From the entries below, gather each line containing the word "icon".

= = = =

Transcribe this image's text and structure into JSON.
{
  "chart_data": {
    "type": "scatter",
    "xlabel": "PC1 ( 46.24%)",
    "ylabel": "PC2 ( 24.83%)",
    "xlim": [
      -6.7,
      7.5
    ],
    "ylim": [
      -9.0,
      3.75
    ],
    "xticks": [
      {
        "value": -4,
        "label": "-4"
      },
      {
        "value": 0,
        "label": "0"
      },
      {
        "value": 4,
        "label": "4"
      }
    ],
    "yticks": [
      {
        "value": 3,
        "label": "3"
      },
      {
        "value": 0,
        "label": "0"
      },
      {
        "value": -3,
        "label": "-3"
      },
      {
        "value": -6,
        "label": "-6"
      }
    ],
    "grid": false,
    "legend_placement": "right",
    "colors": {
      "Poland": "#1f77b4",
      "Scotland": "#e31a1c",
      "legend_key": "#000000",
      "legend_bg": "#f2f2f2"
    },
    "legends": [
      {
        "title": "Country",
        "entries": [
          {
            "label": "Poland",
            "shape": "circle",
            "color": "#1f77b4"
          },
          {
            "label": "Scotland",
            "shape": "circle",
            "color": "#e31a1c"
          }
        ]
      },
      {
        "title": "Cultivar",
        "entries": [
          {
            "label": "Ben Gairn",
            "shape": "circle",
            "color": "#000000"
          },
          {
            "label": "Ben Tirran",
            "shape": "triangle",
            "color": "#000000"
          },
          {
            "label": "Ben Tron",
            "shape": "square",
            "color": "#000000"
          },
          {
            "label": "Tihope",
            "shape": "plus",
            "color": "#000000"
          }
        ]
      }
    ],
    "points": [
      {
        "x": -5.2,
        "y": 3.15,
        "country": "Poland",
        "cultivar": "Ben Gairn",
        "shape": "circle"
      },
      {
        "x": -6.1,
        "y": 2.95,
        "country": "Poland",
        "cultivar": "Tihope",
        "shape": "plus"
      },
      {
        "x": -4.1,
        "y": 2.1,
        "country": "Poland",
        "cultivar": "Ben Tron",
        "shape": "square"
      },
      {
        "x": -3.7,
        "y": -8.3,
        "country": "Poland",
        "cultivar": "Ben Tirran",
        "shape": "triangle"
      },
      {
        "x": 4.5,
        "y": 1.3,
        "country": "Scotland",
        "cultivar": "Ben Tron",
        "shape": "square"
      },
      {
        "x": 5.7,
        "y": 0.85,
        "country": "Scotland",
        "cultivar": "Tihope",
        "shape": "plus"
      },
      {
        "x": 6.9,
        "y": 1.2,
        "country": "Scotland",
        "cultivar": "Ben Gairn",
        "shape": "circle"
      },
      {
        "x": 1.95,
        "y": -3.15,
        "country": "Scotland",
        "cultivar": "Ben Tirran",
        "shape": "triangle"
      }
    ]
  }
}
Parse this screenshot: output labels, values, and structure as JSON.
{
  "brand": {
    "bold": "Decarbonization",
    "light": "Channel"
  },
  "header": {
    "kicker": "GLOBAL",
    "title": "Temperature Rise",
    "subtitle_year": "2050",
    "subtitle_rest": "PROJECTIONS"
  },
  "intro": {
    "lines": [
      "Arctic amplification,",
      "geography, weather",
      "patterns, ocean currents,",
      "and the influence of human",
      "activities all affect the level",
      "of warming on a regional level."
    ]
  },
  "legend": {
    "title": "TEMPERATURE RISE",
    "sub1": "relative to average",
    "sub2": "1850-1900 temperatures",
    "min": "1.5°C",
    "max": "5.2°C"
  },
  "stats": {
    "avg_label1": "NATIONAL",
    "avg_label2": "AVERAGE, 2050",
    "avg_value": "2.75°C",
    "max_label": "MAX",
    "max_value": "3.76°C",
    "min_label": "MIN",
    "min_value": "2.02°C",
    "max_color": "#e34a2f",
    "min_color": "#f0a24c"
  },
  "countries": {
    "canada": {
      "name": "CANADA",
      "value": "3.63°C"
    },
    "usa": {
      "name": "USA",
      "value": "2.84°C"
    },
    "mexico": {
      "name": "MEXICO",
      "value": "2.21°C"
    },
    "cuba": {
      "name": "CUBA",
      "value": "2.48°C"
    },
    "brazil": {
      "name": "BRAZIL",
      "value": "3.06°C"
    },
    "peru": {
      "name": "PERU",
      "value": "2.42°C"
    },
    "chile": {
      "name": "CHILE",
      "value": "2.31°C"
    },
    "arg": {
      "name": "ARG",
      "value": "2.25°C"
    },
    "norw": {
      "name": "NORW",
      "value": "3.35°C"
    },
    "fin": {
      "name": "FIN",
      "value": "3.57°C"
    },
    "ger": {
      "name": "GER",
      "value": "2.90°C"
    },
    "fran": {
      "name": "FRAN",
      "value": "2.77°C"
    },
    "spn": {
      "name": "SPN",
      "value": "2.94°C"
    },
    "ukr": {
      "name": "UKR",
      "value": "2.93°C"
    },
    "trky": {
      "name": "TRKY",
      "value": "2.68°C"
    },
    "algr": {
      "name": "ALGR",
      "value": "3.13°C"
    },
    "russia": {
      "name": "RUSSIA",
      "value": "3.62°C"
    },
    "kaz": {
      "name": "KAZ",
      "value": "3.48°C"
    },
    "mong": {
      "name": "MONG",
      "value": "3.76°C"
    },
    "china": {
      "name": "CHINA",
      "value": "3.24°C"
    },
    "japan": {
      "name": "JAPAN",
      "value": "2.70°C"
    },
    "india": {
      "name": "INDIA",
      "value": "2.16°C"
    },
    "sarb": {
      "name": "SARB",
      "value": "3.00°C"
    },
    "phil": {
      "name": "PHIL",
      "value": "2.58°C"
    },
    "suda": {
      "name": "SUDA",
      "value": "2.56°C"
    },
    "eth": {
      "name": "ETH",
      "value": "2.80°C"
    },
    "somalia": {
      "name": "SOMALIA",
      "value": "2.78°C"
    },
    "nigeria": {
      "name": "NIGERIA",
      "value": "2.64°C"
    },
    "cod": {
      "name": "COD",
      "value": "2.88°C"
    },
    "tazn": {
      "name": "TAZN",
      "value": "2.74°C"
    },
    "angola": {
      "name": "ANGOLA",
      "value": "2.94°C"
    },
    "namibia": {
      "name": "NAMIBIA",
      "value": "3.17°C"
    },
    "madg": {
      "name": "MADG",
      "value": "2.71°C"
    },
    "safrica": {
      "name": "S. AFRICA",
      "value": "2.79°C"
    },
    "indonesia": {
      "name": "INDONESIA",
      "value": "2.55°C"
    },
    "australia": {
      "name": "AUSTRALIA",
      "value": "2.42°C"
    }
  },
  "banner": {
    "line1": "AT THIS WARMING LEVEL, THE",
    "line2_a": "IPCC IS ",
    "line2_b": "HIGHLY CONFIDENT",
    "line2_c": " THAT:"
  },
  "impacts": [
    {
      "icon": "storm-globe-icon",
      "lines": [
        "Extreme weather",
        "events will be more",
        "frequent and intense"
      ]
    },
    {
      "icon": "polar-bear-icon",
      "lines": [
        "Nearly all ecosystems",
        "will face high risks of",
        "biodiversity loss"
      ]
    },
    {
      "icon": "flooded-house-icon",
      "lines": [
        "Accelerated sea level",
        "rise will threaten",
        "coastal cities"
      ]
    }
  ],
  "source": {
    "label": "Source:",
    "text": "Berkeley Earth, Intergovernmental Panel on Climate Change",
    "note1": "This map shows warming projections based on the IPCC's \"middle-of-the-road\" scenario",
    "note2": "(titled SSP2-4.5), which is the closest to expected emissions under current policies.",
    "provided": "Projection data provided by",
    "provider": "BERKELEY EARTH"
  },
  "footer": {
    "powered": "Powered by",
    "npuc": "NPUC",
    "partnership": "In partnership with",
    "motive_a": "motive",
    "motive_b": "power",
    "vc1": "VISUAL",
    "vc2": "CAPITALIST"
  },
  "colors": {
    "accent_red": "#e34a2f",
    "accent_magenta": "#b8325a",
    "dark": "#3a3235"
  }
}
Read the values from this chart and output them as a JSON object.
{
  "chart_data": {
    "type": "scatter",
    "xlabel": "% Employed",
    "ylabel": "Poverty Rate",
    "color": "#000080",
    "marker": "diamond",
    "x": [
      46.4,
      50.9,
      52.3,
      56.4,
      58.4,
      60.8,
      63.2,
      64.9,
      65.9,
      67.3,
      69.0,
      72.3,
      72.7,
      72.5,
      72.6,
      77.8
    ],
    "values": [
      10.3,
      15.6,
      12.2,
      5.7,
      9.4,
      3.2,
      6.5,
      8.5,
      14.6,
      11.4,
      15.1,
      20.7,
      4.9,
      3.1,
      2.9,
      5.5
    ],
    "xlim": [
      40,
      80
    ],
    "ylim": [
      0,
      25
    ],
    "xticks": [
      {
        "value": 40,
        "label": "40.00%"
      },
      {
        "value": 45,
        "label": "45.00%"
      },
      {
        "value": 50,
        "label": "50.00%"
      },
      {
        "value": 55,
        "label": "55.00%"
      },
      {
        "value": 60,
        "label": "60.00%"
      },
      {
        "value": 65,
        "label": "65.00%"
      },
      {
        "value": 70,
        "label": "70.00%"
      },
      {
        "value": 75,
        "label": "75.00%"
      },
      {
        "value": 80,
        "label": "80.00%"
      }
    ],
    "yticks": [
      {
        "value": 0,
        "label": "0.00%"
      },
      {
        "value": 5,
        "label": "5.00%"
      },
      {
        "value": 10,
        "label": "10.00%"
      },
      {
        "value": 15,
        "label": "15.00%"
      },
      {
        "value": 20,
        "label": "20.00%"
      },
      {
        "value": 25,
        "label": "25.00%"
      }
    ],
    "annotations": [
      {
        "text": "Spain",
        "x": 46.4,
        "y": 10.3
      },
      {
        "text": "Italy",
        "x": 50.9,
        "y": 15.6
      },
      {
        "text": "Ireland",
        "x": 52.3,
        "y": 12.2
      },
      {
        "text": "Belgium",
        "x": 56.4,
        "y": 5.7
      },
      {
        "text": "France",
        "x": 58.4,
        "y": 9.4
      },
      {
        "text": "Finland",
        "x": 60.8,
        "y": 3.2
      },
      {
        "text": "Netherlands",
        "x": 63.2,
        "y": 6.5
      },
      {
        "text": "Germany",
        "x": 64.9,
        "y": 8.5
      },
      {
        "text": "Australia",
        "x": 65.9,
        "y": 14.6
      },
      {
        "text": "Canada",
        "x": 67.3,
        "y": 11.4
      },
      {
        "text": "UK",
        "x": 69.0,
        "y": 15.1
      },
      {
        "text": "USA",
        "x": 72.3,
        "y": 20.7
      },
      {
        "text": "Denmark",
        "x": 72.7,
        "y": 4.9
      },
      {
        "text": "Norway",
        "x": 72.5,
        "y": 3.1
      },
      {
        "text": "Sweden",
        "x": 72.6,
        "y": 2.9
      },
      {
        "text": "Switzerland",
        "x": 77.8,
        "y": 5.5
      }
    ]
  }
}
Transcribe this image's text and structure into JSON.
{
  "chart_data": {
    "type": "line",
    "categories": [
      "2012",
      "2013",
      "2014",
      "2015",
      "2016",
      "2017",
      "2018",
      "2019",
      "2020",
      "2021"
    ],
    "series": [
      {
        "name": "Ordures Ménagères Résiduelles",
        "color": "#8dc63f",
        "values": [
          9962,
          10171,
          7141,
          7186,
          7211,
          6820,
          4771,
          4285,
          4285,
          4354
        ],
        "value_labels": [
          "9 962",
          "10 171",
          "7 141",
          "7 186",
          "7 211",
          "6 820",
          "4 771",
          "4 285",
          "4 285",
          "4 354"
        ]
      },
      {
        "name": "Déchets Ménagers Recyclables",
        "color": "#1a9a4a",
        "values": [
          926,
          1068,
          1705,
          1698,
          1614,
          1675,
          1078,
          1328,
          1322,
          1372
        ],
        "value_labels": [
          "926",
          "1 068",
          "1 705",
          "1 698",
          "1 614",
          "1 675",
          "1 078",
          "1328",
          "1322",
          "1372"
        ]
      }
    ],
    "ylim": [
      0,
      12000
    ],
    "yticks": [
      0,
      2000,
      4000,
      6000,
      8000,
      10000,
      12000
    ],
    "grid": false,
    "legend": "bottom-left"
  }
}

= = = =

_Task result_.
      "icon": "storm-globe-icon",
      "icon": "polar-bear-icon",
      "icon": "flooded-house-icon",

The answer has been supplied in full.